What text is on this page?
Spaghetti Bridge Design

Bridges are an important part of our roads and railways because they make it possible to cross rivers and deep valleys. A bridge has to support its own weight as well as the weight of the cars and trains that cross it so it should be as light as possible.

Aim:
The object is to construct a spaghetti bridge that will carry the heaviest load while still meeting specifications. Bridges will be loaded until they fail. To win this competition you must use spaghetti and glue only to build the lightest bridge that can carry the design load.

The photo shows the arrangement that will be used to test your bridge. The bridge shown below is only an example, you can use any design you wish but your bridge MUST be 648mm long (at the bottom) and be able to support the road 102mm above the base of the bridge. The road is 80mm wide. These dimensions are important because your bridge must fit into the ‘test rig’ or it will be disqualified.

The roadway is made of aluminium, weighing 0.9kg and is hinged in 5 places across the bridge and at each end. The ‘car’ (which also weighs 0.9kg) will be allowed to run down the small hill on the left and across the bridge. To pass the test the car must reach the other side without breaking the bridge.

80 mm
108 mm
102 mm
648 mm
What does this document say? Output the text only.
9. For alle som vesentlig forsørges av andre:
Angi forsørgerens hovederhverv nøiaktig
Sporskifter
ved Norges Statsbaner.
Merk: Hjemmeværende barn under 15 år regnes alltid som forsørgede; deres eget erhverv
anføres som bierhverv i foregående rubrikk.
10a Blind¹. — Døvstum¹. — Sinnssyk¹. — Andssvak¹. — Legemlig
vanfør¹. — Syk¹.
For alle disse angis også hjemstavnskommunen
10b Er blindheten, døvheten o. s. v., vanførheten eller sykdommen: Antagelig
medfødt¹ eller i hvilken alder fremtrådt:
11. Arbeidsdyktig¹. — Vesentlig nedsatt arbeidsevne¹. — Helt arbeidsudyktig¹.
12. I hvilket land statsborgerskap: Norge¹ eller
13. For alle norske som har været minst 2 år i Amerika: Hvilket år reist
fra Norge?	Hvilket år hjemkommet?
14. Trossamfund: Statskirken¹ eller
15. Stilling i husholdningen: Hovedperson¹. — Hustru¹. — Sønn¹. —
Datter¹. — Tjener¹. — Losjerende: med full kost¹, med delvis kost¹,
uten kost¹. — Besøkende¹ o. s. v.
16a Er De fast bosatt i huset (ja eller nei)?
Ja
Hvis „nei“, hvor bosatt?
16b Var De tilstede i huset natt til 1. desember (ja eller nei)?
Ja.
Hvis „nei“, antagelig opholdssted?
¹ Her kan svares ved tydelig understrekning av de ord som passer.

= = =

**Set task**
Exactly reproduce every record.

**Answer**
What text is on this page?
Spaghetti Bridge Design

Bridges are an important part of our roads and railways because they make it possible to cross rivers and deep valleys. A bridge has to support its own weight as well as the weight of the cars and trains that cross it so it should be as light as possible.

Aim:
The object is to construct a spaghetti bridge that will carry the heaviest load while still meeting specifications. Bridges will be loaded until they fail. To win this competition you must use spaghetti and glue only to build the lightest bridge that can carry the design load.

The photo shows the arrangement that will be used to test your bridge. The bridge shown below is only an example, you can use any design you wish but your bridge MUST be 648mm long (at the bottom) and be able to support the road 102mm above the base of the bridge. The road is 80mm wide. These dimensions are important because your bridge must fit into the ‘test rig’ or it will be disqualified.

The roadway is made of aluminium, weighing 0.9kg and is hinged in 5 places across the bridge and at each end. The ‘car’ (which also weighs 0.9kg) will be allowed to run down the small hill on the left and across the bridge. To pass the test the car must reach the other side without breaking the bridge.

80 mm
108 mm
102 mm
648 mm
What does this document say? Output the text only.
9. For alle som vesentlig forsørges av andre:
Angi forsørgerens hovederhverv nøiaktig
Sporskifter
ved Norges Statsbaner.
Merk: Hjemmeværende barn under 15 år regnes alltid som forsørgede; deres eget erhverv
anføres som bierhverv i foregående rubrikk.
10a Blind¹. — Døvstum¹. — Sinnssyk¹. — Andssvak¹. — Legemlig
vanfør¹. — Syk¹.
For alle disse angis også hjemstavnskommunen
10b Er blindheten, døvheten o. s. v., vanførheten eller sykdommen: Antagelig
medfødt¹ eller i hvilken alder fremtrådt:
11. Arbeidsdyktig¹. — Vesentlig nedsatt arbeidsevne¹. — Helt arbeidsudyktig¹.
12. I hvilket land statsborgerskap: Norge¹ eller
13. For alle norske som har været minst 2 år i Amerika: Hvilket år reist
fra Norge?	Hvilket år hjemkommet?
14. Trossamfund: Statskirken¹ eller
15. Stilling i husholdningen: Hovedperson¹. — Hustru¹. — Sønn¹. —
Datter¹. — Tjener¹. — Losjerende: med full kost¹, med delvis kost¹,
uten kost¹. — Besøkende¹ o. s. v.
16a Er De fast bosatt i huset (ja eller nei)?
Ja
Hvis „nei“, hvor bosatt?
16b Var De tilstede i huset natt til 1. desember (ja eller nei)?
Ja.
Hvis „nei“, antagelig opholdssted?
¹ Her kan svares ved tydelig understrekning av de ord som passer.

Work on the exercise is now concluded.